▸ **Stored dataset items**

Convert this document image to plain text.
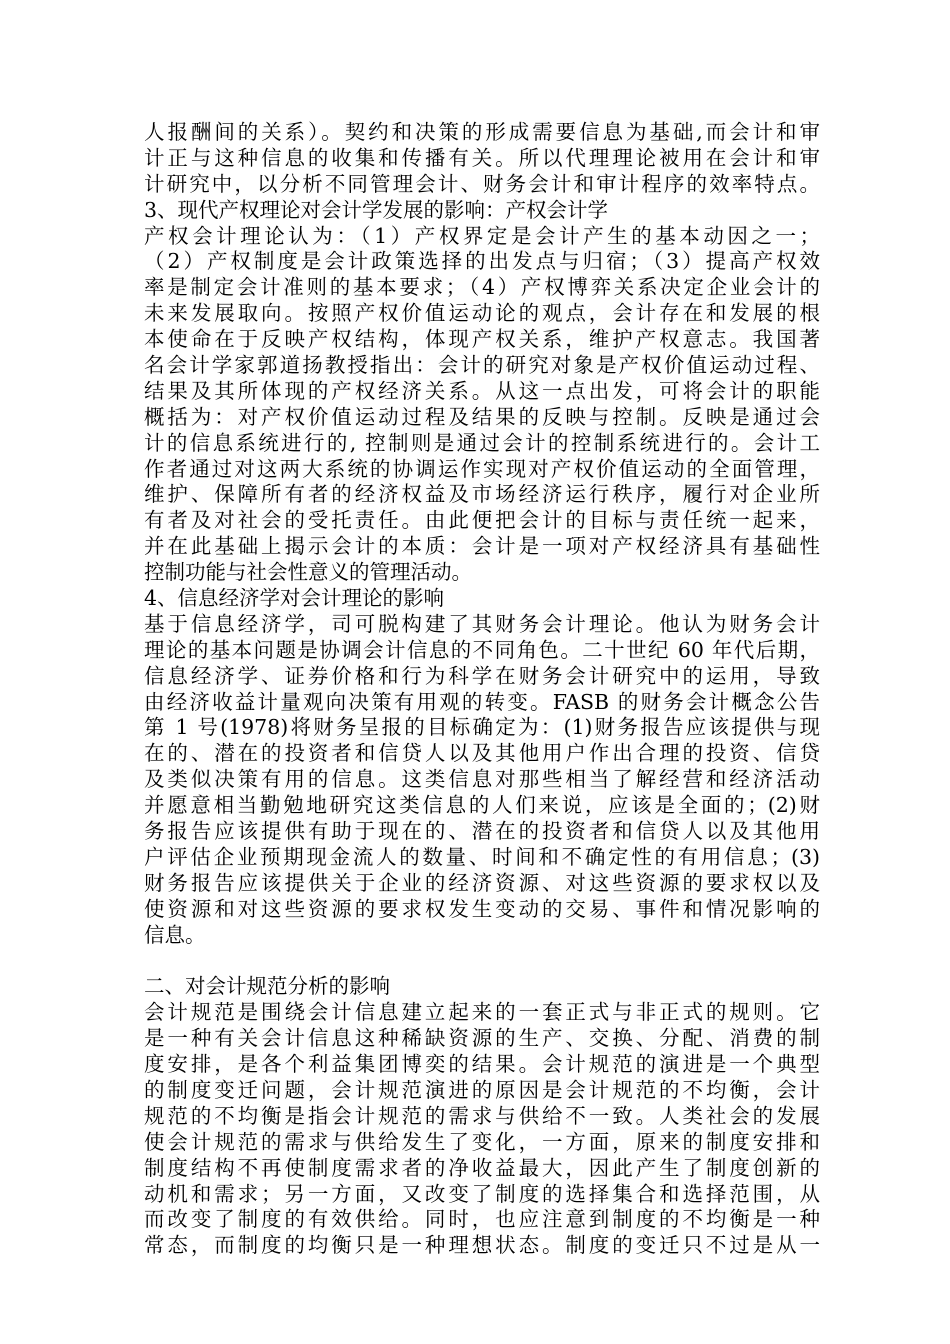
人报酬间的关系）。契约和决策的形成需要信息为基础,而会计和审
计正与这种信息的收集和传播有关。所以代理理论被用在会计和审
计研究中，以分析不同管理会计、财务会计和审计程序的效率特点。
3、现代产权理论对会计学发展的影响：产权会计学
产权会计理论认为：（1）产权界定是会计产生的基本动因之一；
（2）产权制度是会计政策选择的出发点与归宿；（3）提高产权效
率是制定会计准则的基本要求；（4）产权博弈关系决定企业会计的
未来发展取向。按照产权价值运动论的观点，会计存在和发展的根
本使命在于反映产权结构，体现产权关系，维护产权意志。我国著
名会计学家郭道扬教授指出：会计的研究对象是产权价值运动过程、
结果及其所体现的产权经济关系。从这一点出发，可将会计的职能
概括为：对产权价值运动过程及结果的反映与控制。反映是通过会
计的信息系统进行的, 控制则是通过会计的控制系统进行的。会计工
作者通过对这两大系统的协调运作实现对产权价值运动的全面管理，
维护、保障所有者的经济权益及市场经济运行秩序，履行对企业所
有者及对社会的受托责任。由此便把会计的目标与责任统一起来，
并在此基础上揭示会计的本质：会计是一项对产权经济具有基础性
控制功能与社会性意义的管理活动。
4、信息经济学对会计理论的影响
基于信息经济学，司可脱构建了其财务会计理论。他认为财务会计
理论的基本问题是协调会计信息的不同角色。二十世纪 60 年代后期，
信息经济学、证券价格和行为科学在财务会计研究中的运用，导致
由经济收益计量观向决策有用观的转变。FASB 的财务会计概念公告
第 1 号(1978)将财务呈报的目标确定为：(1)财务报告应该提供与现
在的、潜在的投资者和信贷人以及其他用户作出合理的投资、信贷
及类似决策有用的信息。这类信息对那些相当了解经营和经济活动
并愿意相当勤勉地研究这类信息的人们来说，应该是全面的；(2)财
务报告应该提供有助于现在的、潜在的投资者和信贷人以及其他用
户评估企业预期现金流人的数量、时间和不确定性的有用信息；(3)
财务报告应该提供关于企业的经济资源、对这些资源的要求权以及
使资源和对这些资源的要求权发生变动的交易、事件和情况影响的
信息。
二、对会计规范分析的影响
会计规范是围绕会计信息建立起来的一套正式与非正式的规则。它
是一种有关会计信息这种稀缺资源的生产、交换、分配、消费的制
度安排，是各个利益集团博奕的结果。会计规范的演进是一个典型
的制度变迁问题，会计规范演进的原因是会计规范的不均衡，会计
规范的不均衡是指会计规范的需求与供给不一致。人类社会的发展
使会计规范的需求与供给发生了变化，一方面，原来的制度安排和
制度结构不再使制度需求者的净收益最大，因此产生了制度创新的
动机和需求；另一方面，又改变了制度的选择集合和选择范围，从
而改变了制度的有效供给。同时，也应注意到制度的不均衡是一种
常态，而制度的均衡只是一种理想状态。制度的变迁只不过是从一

▸ **Required work**
All of the material above needs to be restated exactly, with no pictures.

▸ **Task result**
Convert this document image to plain text.
人报酬间的关系）。契约和决策的形成需要信息为基础,而会计和审
计正与这种信息的收集和传播有关。所以代理理论被用在会计和审
计研究中，以分析不同管理会计、财务会计和审计程序的效率特点。
3、现代产权理论对会计学发展的影响：产权会计学
产权会计理论认为：（1）产权界定是会计产生的基本动因之一；
（2）产权制度是会计政策选择的出发点与归宿；（3）提高产权效
率是制定会计准则的基本要求；（4）产权博弈关系决定企业会计的
未来发展取向。按照产权价值运动论的观点，会计存在和发展的根
本使命在于反映产权结构，体现产权关系，维护产权意志。我国著
名会计学家郭道扬教授指出：会计的研究对象是产权价值运动过程、
结果及其所体现的产权经济关系。从这一点出发，可将会计的职能
概括为：对产权价值运动过程及结果的反映与控制。反映是通过会
计的信息系统进行的, 控制则是通过会计的控制系统进行的。会计工
作者通过对这两大系统的协调运作实现对产权价值运动的全面管理，
维护、保障所有者的经济权益及市场经济运行秩序，履行对企业所
有者及对社会的受托责任。由此便把会计的目标与责任统一起来，
并在此基础上揭示会计的本质：会计是一项对产权经济具有基础性
控制功能与社会性意义的管理活动。
4、信息经济学对会计理论的影响
基于信息经济学，司可脱构建了其财务会计理论。他认为财务会计
理论的基本问题是协调会计信息的不同角色。二十世纪 60 年代后期，
信息经济学、证券价格和行为科学在财务会计研究中的运用，导致
由经济收益计量观向决策有用观的转变。FASB 的财务会计概念公告
第 1 号(1978)将财务呈报的目标确定为：(1)财务报告应该提供与现
在的、潜在的投资者和信贷人以及其他用户作出合理的投资、信贷
及类似决策有用的信息。这类信息对那些相当了解经营和经济活动
并愿意相当勤勉地研究这类信息的人们来说，应该是全面的；(2)财
务报告应该提供有助于现在的、潜在的投资者和信贷人以及其他用
户评估企业预期现金流人的数量、时间和不确定性的有用信息；(3)
财务报告应该提供关于企业的经济资源、对这些资源的要求权以及
使资源和对这些资源的要求权发生变动的交易、事件和情况影响的
信息。
二、对会计规范分析的影响
会计规范是围绕会计信息建立起来的一套正式与非正式的规则。它
是一种有关会计信息这种稀缺资源的生产、交换、分配、消费的制
度安排，是各个利益集团博奕的结果。会计规范的演进是一个典型
的制度变迁问题，会计规范演进的原因是会计规范的不均衡，会计
规范的不均衡是指会计规范的需求与供给不一致。人类社会的发展
使会计规范的需求与供给发生了变化，一方面，原来的制度安排和
制度结构不再使制度需求者的净收益最大，因此产生了制度创新的
动机和需求；另一方面，又改变了制度的选择集合和选择范围，从
而改变了制度的有效供给。同时，也应注意到制度的不均衡是一种
常态，而制度的均衡只是一种理想状态。制度的变迁只不过是从一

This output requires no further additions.